> [PAGE TEXT]:
..........
Prioritizing fiber means filling up on foods that keep you sated for hours. Fiber is also a major help in weight loss since it helps to keep blood sugar low, and your calories burning steadily, not spiking, so you never experience that crash that comes when you eat sugar. When fiber is present in your gut, your insulin stays low (and insulin is what signals the body to store extra calories as fat.)
High fiber food means starting the day with oatmeal and adding grains to your lunch and dinner such as barley, quinoa, millet, amaranth, farro, or swapping out your usual pasta for whole-grain pasta. If you eat bread (we happen to love avocado toast) then make sure you choose whole grain bread here. The more fiber you eat the better.
“The reason you should reach for whole grain products over refined grains (think white rice, white pasta, white bread) is that they contain all the fiber, minerals, and antioxidants that are in the bran part of the grain,” she says. “Refined grains are stripped of this part, and although some vitamins and minerals are added back, the fiber and antioxidants are not. Whole-grain intake of 3 servings per day has been correlated with lower body weight and body fat.”
“Research has found that regularly eating the staples of a plant-based diet, such as chickpeas, white beans, and lentils can help with weight loss,” offers Gorin. “There’s one study that found that eating these foods daily can lead to a weight loss of close to a pound in about six weeks! Over time, this can really add up,” she continues, adding that she’s seen clients experience feelings of fullness when adding more beans to their diet, which in turn may help them eat less.
“I like to encourage people to prepare foods in ways that yield a lot of taste, but not a lot of calories,” explains Gorin. “Examples include sautéing vegetables in low-sodium vegetable broth, and grilling or roasting veggies instead of frying them.” Some other easy, weight-loss-friendly prep tips she suggests: Rely more heavily on your spice rack— try seasonings like turmeric, cumin, cinnamon, paprika, cayenne, and whatever your favorites are — to coax more flavor out of simple dishes; marinate your proteins to make them less bland; swap spaghetti, penne, fettuccine, and the like, for spiralized noodles in your favorite pasta recipes.
..........
> [ASSIGNED TASK A]:
In the weight-loss text, turn the paragraph beginning "I like to encourage people" into a short bulleted list that keeps its main facts.
> [ASSIGNED TASK B]:
Retype the weight-loss text word for word, starting at "High fiber food" and ending at "eat the better.".

> [DATA EXTRACTS]:
..........
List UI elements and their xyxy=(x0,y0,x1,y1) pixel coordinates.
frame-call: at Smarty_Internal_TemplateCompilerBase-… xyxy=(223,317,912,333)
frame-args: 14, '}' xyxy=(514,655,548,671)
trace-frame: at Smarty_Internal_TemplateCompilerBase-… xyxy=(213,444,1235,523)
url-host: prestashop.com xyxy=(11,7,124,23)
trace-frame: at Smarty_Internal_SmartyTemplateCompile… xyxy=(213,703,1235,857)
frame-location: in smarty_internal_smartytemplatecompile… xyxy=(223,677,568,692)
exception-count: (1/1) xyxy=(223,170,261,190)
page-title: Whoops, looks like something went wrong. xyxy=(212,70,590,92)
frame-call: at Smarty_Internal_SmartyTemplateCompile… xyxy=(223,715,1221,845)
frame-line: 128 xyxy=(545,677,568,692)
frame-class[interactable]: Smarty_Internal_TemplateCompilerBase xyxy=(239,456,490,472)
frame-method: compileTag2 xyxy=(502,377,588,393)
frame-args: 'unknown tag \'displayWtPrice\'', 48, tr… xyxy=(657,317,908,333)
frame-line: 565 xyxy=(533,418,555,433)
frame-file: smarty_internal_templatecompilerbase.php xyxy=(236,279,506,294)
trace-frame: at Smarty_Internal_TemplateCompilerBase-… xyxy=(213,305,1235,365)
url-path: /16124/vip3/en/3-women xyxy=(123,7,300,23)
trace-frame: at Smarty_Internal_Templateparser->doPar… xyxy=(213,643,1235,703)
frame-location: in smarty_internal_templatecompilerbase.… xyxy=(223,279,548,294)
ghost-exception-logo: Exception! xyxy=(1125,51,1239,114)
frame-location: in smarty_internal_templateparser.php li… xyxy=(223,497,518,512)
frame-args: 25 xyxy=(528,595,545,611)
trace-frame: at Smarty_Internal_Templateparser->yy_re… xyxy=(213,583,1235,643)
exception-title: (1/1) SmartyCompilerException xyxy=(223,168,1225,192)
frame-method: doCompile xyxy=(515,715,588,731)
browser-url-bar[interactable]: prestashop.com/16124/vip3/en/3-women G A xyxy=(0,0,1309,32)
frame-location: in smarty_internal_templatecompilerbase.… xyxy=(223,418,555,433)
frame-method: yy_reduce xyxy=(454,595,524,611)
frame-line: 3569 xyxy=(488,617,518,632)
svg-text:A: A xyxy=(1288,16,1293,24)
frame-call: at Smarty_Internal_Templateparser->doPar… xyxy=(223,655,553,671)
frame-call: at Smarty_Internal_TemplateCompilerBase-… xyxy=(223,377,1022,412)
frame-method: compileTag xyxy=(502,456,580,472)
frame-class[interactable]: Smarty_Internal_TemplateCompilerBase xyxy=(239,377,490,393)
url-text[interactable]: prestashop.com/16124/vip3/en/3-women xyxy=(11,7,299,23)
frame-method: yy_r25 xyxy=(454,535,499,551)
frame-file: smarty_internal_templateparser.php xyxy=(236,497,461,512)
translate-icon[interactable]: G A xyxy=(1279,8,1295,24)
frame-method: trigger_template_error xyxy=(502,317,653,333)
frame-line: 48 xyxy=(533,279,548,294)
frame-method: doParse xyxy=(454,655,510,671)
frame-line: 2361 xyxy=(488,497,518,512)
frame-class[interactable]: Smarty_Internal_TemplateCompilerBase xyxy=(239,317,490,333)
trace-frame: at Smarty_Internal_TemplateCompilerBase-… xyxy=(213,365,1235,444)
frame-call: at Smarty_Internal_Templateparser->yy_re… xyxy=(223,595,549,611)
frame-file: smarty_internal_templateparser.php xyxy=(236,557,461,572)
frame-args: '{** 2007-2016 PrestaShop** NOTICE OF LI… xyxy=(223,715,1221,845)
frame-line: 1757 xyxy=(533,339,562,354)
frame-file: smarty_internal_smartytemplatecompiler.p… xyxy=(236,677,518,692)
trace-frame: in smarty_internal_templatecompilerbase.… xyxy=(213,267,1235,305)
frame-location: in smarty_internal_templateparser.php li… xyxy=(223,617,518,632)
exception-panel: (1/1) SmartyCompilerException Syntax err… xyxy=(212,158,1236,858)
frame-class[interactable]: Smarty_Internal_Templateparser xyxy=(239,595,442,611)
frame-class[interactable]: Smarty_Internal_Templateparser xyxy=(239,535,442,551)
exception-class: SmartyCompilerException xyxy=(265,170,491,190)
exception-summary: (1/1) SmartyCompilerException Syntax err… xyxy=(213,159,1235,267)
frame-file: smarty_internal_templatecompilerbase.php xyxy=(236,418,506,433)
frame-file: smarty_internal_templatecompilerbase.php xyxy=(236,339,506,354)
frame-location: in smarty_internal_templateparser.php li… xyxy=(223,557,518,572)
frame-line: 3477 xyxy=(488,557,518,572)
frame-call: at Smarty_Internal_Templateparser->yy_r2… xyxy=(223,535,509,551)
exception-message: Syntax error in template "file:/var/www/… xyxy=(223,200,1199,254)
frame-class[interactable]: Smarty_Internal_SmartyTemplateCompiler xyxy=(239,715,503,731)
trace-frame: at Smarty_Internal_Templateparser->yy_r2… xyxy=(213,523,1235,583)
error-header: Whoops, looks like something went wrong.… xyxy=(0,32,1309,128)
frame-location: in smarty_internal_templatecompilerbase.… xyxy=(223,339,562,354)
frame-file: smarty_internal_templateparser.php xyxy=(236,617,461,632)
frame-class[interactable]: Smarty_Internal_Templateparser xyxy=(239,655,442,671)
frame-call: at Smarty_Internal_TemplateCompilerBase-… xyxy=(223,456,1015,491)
..........
> [WRITTEN ANSWER A]:
- Gorin encourages preparing foods in ways that give a lot of taste but not a lot of calories.
- Sauté vegetables in low-sodium vegetable broth.
- Grill or roast vegetables instead of frying them.
- Use more spices, such as turmeric, cumin, cinnamon, paprika, cayenne, or your favorites, to add flavor to simple dishes.
- Marinate proteins to make them less bland.
- In pasta recipes, swap spaghetti, penne, fettuccine, and similar pastas for spiralized noodles.

> [WRITTEN ANSWER B]:
High fiber food means starting the day with oatmeal and adding grains to your lunch and dinner such as barley, quinoa, millet, amaranth, farro, or swapping out your usual pasta for whole-grain pasta. If you eat bread (we happen to love avocado toast) then make sure you choose whole grain bread here. The more fiber you eat the better.